___ Records provided ___

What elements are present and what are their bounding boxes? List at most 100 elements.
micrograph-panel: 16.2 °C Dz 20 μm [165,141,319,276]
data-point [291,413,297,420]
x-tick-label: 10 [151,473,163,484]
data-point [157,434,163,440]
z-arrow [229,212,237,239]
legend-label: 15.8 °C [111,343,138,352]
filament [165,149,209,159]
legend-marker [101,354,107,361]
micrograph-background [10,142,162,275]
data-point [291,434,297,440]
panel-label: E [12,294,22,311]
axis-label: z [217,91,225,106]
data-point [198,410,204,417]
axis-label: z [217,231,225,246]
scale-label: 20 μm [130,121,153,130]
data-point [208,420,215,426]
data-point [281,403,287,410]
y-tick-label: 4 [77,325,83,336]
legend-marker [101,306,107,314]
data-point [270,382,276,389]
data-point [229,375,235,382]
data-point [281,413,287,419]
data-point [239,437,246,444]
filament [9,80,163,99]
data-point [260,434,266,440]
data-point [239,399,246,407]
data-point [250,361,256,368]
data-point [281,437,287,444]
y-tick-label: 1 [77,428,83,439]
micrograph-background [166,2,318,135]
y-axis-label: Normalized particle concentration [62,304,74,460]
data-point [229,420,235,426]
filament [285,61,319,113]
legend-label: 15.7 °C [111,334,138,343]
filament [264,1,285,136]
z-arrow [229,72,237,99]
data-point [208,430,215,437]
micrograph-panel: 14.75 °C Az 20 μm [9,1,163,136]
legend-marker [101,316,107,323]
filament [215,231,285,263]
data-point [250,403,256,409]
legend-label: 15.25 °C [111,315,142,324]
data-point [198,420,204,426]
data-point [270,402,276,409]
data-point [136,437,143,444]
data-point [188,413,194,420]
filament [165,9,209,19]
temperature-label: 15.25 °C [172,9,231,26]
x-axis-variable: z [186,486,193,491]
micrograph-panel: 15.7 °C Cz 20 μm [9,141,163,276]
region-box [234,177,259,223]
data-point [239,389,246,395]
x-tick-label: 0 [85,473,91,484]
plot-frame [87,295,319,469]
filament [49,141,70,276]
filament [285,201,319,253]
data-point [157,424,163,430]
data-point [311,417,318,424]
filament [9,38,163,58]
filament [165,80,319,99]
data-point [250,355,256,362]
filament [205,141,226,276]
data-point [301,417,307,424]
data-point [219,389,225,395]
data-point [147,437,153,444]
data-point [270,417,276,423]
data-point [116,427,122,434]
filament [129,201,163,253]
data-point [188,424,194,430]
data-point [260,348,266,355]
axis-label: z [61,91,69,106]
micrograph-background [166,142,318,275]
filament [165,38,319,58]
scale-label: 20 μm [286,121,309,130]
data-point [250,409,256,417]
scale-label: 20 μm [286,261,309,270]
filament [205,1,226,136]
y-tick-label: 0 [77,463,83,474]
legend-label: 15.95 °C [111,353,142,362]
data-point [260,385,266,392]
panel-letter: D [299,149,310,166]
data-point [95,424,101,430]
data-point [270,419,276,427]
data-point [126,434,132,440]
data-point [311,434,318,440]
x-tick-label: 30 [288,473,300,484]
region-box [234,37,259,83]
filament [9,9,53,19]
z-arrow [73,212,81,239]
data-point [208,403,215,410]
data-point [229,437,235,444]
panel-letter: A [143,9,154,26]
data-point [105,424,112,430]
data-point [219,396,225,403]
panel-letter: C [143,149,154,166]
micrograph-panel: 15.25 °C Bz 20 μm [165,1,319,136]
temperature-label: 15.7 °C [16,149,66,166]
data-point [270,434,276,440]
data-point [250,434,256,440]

___

Reproduce all of the rows above verbatim, with no change to any line.

__Answer for this exercise__:
What elements are present and what are their bounding boxes? List at most 100 elements.
micrograph-panel: 16.2 °C Dz 20 μm [165,141,319,276]
data-point [291,413,297,420]
x-tick-label: 10 [151,473,163,484]
data-point [157,434,163,440]
z-arrow [229,212,237,239]
legend-label: 15.8 °C [111,343,138,352]
filament [165,149,209,159]
legend-marker [101,354,107,361]
micrograph-background [10,142,162,275]
data-point [291,434,297,440]
panel-label: E [12,294,22,311]
axis-label: z [217,91,225,106]
data-point [198,410,204,417]
axis-label: z [217,231,225,246]
scale-label: 20 μm [130,121,153,130]
data-point [208,420,215,426]
data-point [281,403,287,410]
y-tick-label: 4 [77,325,83,336]
legend-marker [101,306,107,314]
data-point [270,382,276,389]
data-point [229,375,235,382]
data-point [281,413,287,419]
data-point [239,437,246,444]
filament [9,80,163,99]
data-point [260,434,266,440]
data-point [239,399,246,407]
data-point [250,361,256,368]
data-point [281,437,287,444]
y-tick-label: 1 [77,428,83,439]
micrograph-background [166,2,318,135]
y-axis-label: Normalized particle concentration [62,304,74,460]
data-point [229,420,235,426]
filament [285,61,319,113]
legend-label: 15.7 °C [111,334,138,343]
filament [264,1,285,136]
z-arrow [229,72,237,99]
data-point [208,430,215,437]
micrograph-panel: 14.75 °C Az 20 μm [9,1,163,136]
legend-marker [101,316,107,323]
filament [215,231,285,263]
data-point [250,403,256,409]
legend-label: 15.25 °C [111,315,142,324]
data-point [198,420,204,426]
data-point [270,402,276,409]
data-point [136,437,143,444]
data-point [188,413,194,420]
filament [165,9,209,19]
temperature-label: 15.25 °C [172,9,231,26]
x-axis-variable: z [186,486,193,491]
micrograph-panel: 15.7 °C Cz 20 μm [9,141,163,276]
region-box [234,177,259,223]
data-point [239,389,246,395]
x-tick-label: 0 [85,473,91,484]
plot-frame [87,295,319,469]
filament [49,141,70,276]
filament [285,201,319,253]
data-point [157,424,163,430]
data-point [311,417,318,424]
filament [9,38,163,58]
filament [165,80,319,99]
data-point [250,355,256,362]
filament [205,141,226,276]
data-point [301,417,307,424]
data-point [219,389,225,395]
data-point [147,437,153,444]
data-point [270,417,276,423]
data-point [116,427,122,434]
filament [129,201,163,253]
data-point [188,424,194,430]
data-point [260,348,266,355]
axis-label: z [61,91,69,106]
micrograph-background [166,142,318,275]
filament [165,38,319,58]
scale-label: 20 μm [286,121,309,130]
data-point [250,409,256,417]
scale-label: 20 μm [286,261,309,270]
filament [205,1,226,136]
y-tick-label: 0 [77,463,83,474]
legend-label: 15.95 °C [111,353,142,362]
data-point [260,385,266,392]
panel-letter: D [299,149,310,166]
data-point [95,424,101,430]
data-point [270,419,276,427]
data-point [126,434,132,440]
data-point [311,434,318,440]
x-tick-label: 30 [288,473,300,484]
region-box [234,37,259,83]
filament [9,9,53,19]
z-arrow [73,212,81,239]
data-point [208,403,215,410]
data-point [229,437,235,444]
panel-letter: A [143,9,154,26]
data-point [105,424,112,430]
data-point [219,396,225,403]
panel-letter: C [143,149,154,166]
micrograph-panel: 15.25 °C Bz 20 μm [165,1,319,136]
temperature-label: 15.7 °C [16,149,66,166]
data-point [270,434,276,440]
data-point [250,434,256,440]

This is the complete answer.